• 作業指示
「抽出テキスト」の内容を2文で要約してください。

• 抽出テキスト
竹中英太郎 挿絵「『新青年』16巻2号 横溝正史『鬼火』」個人蔵

画像15

竹中英太郎 挿絵「『新青年』16巻4号 横溝正史『鬼火』」個人蔵

画像16

・小村雪岱。

この展覧会の直前にやってた三井記念美術館の展覧会「小村雪岱スタイル」には行けなかったけど、ここで見れてうれしかったー!

でも、こちらの展示を見たら、もっとたくさん見たくなりましたよ…。残念。

小村雪岱「おせん 傘」資生堂アートハウス

画像17

 ちなみに「おせん」は江戸三大美人とされた笠森おせんの話で、「お伝地獄」のお伝も実在の人物です。

マイベストオブ「あやしい絵」

 現地で一番あやしいと思った絵は、谷崎潤一郎の同名小説に着想を得たこちら。

橘小夢「刺青」個人蔵

画像18

 逆に、一番美しいと思った絵は、谷崎潤一郎「人魚の嘆き」の挿絵。文章にある「凄惨な苦笑い」の挿絵での表現が見たかったなあ。

水島爾保布「人魚の嘆き」弥生美術館蔵

画像19


 なぜかともに谷崎潤一郎からの着想というのが、自分らしいというかなんというか…。

 個人的に、谷崎潤一郎はストーリーが抜群に「あやしい」と思っているので(「秘密」なんて大好きです)、その物語への導線、かつ本筋と溶け合っていっそう輝きを増す「あやしい絵」に対して、私は特に魅力を感じたのかなーと思いました。

• データ抜粋
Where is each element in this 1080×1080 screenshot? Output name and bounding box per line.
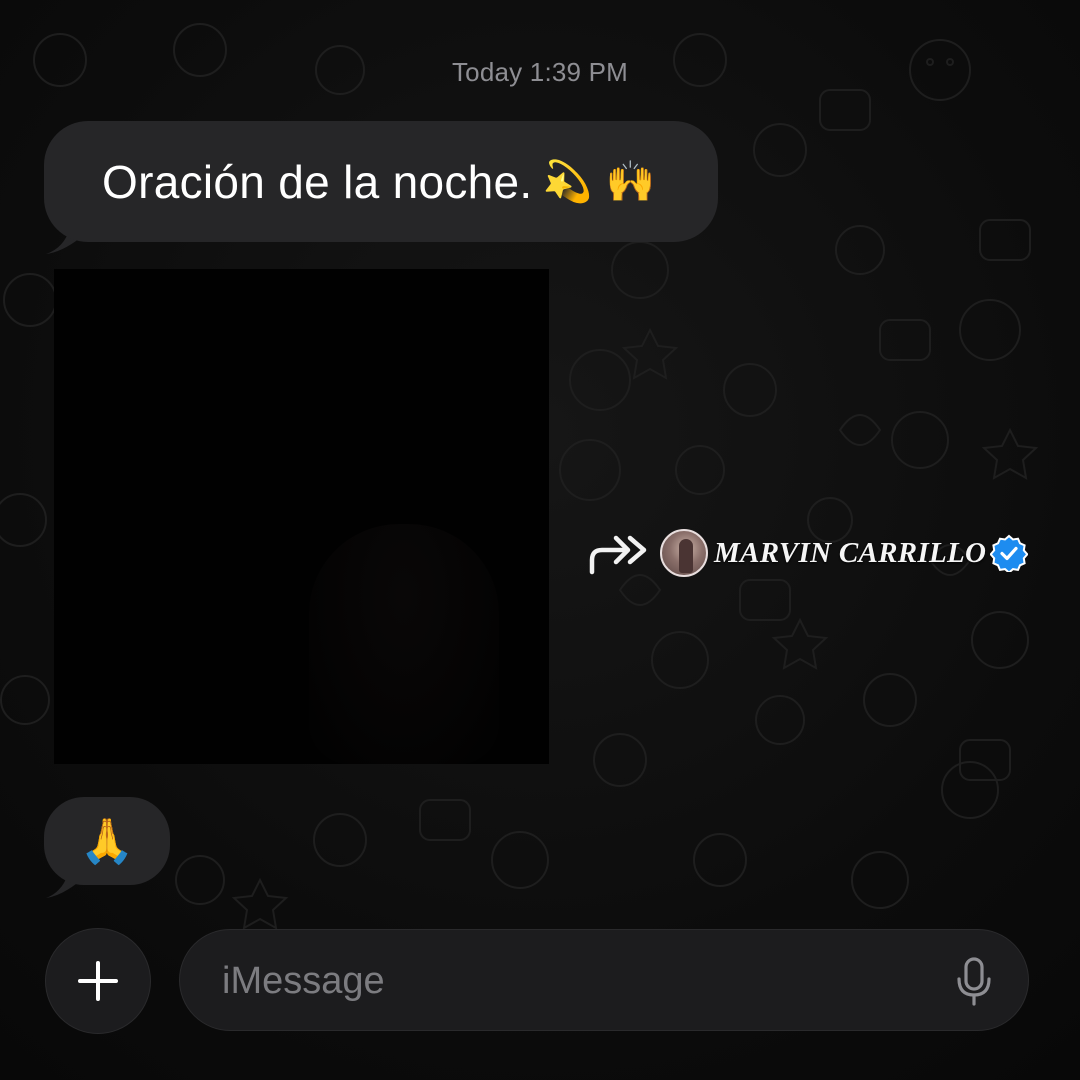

• 解答
筆者は、直前に三井記念美術館で開かれていた「小村雪岱スタイル」には行けなかったものの、この展示で小村雪岱の作品を見られてうれしく、さらに多く見たくなったと述べています。また、最もあやしいと思った絵として谷崎潤一郎の同名小説に着想を得た橘小夢「刺青」を、最も美しいと思った絵として谷崎潤一郎「人魚の嘆き」の挿絵である水島爾保布の作品を挙げ、谷崎の物語への導線となり本筋と溶け合う「あやしい絵」に特に魅力を感じたのだろうと振り返っています。